_Task objective_.
Every line with the word "Juliett" in it should be extracted from the data that follows.

Stored data entries:
-- BEGIN --

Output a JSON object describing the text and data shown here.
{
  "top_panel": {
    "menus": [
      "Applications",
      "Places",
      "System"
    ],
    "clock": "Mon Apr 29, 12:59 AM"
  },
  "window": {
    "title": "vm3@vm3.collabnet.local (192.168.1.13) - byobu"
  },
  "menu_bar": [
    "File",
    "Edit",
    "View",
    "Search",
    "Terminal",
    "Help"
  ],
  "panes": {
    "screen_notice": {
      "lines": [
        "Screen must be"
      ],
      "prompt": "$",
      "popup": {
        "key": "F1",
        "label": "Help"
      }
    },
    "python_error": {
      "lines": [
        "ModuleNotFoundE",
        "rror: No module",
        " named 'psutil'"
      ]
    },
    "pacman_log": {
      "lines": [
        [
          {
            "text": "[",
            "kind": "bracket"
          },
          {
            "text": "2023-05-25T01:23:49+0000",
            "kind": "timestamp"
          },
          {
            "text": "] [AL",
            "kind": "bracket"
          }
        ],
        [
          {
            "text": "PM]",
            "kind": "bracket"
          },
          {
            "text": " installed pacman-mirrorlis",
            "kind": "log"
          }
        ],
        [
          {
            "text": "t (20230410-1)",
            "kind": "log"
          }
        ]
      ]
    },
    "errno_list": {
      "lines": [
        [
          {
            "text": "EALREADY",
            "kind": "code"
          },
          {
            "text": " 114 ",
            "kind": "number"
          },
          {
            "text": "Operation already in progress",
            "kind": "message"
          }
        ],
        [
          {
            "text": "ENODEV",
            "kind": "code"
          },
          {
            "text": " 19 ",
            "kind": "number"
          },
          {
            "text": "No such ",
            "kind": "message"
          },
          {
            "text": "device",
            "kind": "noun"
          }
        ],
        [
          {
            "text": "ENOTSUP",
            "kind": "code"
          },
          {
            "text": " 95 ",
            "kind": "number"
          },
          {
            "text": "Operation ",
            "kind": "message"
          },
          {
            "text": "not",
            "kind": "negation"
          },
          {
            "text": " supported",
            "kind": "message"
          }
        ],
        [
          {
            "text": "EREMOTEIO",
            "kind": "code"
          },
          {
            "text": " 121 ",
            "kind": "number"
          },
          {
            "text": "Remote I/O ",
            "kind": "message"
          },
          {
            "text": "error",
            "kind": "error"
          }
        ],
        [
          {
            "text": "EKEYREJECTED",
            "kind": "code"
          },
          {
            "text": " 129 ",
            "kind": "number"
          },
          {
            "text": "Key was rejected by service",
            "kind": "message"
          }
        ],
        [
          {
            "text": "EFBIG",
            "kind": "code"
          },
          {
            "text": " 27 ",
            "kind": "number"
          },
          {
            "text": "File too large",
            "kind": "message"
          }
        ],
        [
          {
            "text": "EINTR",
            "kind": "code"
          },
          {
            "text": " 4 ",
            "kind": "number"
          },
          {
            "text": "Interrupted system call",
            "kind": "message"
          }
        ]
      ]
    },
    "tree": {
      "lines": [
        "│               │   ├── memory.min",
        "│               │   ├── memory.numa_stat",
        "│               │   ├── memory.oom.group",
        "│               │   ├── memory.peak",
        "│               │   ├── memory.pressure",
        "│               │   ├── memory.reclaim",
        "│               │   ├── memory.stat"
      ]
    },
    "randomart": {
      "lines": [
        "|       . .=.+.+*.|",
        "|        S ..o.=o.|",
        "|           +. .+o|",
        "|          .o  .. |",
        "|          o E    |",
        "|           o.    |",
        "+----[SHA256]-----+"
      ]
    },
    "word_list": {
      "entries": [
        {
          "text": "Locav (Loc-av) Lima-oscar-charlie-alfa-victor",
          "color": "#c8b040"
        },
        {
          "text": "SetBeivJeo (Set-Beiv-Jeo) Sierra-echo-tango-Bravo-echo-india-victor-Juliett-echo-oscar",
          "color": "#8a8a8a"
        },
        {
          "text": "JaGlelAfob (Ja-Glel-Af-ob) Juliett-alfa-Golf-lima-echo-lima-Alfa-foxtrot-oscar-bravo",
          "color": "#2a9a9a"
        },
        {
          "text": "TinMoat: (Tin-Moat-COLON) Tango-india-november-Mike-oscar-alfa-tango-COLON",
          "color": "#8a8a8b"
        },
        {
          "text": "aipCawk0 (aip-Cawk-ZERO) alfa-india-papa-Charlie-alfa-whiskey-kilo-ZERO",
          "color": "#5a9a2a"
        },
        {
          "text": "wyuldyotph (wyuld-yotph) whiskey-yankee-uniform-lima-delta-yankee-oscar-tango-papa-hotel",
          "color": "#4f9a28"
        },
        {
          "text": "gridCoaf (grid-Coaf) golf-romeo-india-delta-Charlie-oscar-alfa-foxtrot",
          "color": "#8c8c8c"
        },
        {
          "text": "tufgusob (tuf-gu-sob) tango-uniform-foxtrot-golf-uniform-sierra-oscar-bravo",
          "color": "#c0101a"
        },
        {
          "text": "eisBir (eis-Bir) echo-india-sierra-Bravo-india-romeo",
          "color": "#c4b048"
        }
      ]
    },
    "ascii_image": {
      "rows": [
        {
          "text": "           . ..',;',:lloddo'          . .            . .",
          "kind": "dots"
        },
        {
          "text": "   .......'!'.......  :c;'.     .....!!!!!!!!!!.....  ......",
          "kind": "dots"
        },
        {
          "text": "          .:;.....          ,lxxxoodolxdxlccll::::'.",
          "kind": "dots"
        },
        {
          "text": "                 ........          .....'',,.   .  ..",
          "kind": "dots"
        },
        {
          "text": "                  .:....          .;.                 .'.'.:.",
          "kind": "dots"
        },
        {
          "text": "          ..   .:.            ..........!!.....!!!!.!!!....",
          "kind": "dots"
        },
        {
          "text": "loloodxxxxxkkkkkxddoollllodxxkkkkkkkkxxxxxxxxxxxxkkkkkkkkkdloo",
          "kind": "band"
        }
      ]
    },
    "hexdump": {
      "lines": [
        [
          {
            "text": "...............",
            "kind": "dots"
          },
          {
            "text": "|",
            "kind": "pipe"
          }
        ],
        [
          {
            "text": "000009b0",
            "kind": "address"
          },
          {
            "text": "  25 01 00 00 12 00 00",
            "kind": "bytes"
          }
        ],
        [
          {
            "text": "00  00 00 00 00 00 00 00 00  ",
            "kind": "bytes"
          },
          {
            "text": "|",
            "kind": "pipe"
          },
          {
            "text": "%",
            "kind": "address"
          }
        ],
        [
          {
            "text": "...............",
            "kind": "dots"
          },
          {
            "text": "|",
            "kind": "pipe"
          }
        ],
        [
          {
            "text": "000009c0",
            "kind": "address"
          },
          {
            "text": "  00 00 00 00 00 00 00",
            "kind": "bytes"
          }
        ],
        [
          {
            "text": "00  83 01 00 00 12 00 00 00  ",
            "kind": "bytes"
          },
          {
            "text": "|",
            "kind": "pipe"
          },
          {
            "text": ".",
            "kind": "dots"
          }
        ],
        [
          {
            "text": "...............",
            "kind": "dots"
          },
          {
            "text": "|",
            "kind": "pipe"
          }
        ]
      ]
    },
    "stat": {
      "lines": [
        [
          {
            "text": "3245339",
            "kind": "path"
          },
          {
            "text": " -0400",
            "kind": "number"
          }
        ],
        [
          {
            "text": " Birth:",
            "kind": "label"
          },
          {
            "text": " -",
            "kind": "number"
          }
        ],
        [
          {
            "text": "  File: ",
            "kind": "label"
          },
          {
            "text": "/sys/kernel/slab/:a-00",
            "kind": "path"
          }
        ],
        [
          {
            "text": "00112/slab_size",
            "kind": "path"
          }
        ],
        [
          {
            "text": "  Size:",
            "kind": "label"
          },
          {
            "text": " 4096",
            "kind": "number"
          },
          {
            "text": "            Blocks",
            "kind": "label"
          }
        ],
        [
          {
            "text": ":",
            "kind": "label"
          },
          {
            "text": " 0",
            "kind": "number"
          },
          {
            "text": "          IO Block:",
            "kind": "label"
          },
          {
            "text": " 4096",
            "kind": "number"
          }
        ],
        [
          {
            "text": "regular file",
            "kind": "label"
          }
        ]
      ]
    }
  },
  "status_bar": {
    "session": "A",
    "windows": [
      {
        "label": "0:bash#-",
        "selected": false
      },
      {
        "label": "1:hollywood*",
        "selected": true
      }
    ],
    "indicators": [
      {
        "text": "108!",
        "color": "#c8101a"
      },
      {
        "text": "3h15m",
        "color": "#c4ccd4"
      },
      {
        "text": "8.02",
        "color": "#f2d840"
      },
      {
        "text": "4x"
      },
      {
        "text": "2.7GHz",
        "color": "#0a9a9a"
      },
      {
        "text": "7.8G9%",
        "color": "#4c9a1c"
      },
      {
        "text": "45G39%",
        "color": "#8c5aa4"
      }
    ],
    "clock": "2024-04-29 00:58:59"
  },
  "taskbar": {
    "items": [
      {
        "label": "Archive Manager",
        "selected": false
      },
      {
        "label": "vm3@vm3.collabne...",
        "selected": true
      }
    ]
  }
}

-- END --

_Exercise answer_.
          "text": "SetBeivJeo (Set-Beiv-Jeo) Sierra-echo-tango-Bravo-echo-india-victor-Juliett-echo-oscar",
          "text": "JaGlelAfob (Ja-Glel-Af-ob) Juliett-alfa-Golf-lima-echo-lima-Alfa-foxtrot-oscar-bravo",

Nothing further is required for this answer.